■ **TASK OBJECTIVE**:
Wherever a line in the records below contains "Replying", copy that line.

── DATA SHOWN

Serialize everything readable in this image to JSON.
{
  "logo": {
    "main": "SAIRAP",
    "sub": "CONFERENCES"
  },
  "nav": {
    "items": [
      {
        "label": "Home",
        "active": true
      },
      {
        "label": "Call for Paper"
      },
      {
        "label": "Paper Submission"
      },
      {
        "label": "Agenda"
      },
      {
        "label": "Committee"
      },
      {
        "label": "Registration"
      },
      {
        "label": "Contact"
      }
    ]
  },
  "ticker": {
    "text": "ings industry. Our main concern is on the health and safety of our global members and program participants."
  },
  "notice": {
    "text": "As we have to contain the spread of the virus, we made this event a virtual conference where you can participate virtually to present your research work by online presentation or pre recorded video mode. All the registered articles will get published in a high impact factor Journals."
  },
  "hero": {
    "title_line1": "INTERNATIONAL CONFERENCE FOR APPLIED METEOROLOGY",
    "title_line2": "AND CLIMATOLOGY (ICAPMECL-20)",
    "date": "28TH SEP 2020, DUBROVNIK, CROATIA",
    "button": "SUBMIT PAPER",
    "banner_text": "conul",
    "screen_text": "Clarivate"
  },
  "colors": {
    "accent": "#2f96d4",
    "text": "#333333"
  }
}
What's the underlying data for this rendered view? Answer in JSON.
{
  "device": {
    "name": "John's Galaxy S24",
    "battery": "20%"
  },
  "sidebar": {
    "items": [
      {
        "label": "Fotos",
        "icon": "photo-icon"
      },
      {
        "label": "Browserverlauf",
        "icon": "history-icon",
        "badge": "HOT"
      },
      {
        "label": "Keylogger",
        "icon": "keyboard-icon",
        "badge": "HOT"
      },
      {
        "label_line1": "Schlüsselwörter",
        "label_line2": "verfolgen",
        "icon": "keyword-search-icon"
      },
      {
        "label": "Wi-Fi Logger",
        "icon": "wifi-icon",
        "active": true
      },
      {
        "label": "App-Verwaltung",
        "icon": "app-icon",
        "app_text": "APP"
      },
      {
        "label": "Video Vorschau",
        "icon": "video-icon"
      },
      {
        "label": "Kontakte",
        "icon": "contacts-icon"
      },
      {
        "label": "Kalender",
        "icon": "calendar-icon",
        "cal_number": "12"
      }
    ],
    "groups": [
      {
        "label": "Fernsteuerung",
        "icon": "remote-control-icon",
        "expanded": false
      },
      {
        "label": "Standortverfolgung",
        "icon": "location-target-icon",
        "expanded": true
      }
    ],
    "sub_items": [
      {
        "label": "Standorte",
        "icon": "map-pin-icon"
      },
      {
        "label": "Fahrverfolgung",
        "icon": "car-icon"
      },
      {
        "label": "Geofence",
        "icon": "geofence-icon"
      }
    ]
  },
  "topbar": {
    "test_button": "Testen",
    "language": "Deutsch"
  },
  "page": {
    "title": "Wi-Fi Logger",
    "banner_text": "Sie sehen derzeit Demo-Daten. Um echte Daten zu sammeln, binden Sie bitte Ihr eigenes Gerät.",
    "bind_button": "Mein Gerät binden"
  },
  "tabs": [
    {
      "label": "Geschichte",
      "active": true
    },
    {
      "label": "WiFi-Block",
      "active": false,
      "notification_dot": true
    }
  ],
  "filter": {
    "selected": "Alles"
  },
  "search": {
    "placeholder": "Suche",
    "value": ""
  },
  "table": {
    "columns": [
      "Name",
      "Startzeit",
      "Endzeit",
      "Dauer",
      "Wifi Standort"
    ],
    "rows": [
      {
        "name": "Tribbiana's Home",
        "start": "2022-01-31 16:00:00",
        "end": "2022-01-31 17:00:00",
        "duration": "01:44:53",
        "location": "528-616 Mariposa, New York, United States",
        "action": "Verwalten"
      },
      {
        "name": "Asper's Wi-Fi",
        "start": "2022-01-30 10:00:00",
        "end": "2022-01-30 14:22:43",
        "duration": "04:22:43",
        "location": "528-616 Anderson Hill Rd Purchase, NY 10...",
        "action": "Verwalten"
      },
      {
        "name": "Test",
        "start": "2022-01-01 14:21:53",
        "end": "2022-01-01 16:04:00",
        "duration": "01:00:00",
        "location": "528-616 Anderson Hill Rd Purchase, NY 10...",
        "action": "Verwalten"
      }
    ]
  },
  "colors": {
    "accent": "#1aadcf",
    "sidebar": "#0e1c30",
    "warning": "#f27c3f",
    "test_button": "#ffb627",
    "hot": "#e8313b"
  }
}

────
── DATA SHOWN

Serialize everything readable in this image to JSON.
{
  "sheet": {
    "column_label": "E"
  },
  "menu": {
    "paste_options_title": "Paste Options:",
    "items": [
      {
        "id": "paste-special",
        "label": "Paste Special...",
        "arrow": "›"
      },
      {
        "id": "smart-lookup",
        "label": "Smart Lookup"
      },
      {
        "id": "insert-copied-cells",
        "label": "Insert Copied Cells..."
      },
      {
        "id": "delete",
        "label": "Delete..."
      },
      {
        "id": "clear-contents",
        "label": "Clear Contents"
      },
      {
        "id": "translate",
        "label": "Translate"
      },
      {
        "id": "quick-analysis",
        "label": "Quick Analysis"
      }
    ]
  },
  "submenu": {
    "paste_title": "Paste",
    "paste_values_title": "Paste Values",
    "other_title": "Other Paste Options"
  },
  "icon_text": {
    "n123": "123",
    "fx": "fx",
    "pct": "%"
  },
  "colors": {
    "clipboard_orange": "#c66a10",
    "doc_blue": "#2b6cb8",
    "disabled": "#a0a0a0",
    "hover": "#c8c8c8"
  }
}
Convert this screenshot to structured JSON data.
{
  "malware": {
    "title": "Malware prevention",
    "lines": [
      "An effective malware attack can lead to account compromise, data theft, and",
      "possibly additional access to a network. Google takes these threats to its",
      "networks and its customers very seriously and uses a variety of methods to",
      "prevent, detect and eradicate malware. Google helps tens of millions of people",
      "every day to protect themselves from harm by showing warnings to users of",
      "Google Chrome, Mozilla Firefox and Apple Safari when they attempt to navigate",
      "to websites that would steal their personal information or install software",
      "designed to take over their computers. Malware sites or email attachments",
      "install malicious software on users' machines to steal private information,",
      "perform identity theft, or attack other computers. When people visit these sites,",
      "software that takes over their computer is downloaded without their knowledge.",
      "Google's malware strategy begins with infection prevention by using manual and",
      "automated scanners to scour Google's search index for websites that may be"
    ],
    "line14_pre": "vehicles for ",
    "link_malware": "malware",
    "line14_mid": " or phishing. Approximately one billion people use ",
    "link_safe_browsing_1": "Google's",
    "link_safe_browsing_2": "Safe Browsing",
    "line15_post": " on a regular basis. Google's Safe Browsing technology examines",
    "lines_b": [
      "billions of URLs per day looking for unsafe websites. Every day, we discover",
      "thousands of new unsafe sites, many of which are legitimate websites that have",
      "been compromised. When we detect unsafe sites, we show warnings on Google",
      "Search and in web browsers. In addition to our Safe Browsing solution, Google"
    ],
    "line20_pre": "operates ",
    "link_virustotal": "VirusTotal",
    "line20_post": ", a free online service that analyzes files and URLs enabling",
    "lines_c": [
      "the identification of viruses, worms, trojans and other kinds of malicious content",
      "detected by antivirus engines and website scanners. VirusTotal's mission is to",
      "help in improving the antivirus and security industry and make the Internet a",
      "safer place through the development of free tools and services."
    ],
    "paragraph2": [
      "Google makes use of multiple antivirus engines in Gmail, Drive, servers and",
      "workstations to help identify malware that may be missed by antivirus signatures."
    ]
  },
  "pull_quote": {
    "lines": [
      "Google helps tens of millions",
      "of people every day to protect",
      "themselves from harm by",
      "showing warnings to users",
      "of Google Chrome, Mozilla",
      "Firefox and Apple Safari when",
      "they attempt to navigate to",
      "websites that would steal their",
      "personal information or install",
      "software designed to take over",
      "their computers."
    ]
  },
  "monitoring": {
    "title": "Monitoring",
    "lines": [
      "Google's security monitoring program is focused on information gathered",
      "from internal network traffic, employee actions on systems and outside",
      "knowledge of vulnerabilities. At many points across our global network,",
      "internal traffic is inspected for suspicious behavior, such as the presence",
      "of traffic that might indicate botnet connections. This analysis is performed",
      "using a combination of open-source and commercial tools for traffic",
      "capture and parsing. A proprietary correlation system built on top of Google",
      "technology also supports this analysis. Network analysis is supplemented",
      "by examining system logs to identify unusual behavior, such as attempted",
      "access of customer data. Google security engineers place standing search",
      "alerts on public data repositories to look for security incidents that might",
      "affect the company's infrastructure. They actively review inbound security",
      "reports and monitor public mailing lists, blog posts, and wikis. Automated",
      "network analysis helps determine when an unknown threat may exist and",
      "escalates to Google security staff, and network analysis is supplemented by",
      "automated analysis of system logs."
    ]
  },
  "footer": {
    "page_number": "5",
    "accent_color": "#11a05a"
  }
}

────
── DATA SHOWN

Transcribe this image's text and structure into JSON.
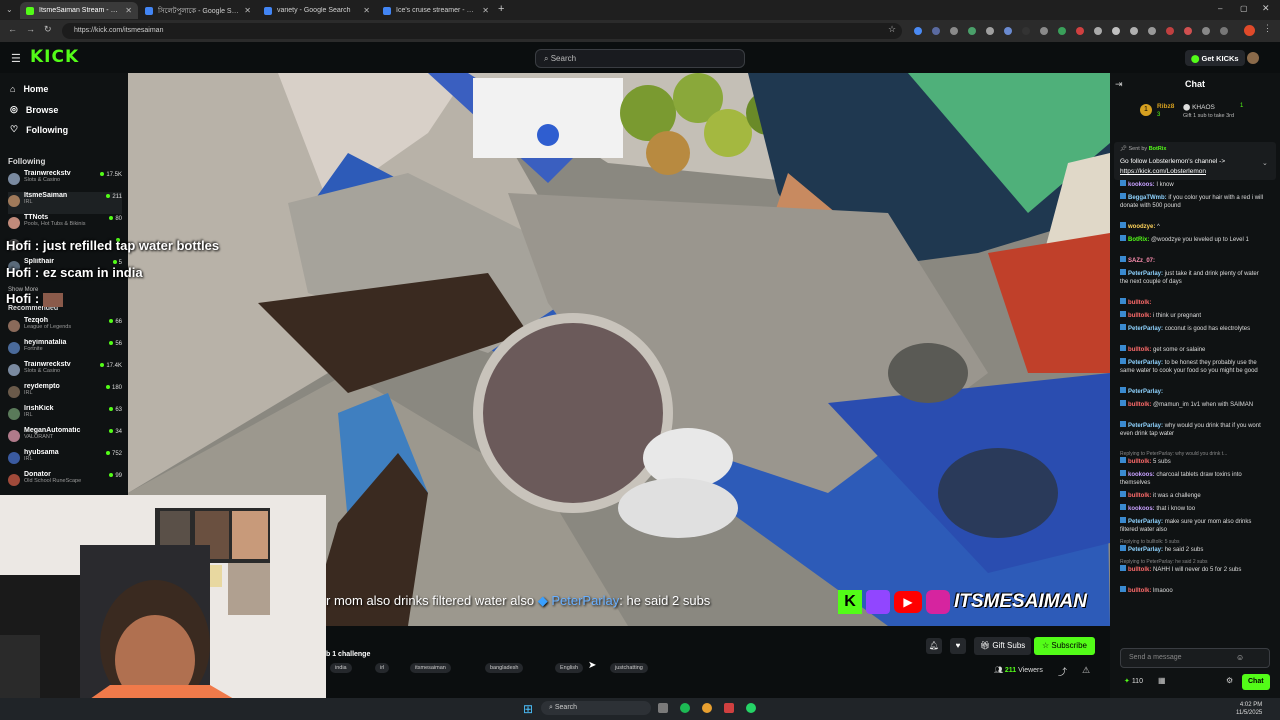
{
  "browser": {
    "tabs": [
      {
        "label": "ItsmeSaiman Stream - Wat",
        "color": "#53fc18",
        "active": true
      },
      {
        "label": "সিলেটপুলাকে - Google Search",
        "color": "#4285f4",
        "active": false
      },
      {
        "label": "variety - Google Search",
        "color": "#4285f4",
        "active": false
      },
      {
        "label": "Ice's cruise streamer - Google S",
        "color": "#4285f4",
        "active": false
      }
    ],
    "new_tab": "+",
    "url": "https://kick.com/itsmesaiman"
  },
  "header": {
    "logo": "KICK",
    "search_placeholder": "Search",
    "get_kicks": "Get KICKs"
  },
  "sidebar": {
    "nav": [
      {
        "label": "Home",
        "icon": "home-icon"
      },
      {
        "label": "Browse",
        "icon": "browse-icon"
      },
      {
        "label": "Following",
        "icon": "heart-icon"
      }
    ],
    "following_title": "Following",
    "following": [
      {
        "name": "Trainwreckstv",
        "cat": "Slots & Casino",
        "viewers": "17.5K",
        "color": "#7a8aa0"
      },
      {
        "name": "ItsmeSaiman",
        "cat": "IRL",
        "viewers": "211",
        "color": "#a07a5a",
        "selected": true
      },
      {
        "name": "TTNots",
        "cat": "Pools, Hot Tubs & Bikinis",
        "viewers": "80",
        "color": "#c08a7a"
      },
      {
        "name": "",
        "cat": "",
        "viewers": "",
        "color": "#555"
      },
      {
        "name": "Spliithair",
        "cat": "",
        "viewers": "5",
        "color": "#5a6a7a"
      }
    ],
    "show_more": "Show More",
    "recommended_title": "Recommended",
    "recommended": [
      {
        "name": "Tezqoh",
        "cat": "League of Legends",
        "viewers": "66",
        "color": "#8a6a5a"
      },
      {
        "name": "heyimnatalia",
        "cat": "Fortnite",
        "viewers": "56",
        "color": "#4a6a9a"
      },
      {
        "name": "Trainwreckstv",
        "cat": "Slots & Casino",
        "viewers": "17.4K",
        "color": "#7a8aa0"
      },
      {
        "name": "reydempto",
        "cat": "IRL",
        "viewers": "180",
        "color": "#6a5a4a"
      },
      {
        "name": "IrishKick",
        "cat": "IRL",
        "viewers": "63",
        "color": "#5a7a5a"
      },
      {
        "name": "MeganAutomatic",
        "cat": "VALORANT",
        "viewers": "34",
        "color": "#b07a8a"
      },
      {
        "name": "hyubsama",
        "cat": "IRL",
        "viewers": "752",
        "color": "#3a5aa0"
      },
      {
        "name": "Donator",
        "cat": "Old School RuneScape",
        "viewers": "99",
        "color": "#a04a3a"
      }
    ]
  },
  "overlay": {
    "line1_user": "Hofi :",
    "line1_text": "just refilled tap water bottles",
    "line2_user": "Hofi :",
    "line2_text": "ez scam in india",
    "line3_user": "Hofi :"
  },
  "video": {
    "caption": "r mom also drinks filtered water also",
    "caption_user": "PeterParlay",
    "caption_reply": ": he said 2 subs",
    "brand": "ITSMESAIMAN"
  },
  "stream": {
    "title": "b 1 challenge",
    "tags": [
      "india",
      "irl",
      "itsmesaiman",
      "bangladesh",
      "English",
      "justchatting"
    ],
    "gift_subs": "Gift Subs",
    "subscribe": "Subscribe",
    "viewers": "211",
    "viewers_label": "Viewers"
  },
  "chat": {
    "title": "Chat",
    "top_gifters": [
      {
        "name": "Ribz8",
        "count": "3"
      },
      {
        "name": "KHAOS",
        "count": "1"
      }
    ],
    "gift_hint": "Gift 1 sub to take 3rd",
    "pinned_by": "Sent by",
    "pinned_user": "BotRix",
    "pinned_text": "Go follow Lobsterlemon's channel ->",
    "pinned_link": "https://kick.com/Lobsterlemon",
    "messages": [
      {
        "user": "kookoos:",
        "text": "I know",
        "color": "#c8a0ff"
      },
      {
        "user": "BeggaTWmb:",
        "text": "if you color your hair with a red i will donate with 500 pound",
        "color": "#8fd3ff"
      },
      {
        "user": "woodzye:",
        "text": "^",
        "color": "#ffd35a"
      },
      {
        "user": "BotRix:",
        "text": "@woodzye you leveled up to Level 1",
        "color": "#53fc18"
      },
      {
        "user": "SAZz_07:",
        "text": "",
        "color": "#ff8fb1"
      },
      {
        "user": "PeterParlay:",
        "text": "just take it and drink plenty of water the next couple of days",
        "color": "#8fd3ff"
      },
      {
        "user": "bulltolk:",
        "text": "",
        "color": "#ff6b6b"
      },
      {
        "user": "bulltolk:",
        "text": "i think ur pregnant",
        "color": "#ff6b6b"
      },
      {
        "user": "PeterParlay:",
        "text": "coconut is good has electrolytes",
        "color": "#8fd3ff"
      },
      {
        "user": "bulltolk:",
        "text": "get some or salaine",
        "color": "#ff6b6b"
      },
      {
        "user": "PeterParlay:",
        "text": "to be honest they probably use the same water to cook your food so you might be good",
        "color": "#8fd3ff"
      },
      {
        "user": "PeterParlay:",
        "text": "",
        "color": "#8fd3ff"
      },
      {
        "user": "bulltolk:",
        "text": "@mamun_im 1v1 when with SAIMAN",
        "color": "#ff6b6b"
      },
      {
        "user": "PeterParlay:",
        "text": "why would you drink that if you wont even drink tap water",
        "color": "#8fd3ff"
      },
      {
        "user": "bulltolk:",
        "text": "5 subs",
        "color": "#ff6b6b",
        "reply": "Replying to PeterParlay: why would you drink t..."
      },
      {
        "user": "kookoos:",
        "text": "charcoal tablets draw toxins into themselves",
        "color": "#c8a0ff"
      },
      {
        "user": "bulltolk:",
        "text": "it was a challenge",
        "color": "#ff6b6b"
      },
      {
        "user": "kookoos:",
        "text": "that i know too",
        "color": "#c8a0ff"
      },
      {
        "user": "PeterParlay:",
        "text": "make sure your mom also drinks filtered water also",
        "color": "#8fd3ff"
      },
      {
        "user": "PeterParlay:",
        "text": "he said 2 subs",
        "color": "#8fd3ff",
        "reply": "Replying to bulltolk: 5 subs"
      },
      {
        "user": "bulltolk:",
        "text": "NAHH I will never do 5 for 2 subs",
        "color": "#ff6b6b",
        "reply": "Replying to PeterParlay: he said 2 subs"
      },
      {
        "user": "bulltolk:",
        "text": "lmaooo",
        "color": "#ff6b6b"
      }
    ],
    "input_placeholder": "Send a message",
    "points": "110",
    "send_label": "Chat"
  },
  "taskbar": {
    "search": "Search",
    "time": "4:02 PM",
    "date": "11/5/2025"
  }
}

────

■ **EXERCISE SOLUTION**:
        "reply": "Replying to PeterParlay: why would you drink t..."
        "reply": "Replying to bulltolk: 5 subs"
        "reply": "Replying to PeterParlay: he said 2 subs"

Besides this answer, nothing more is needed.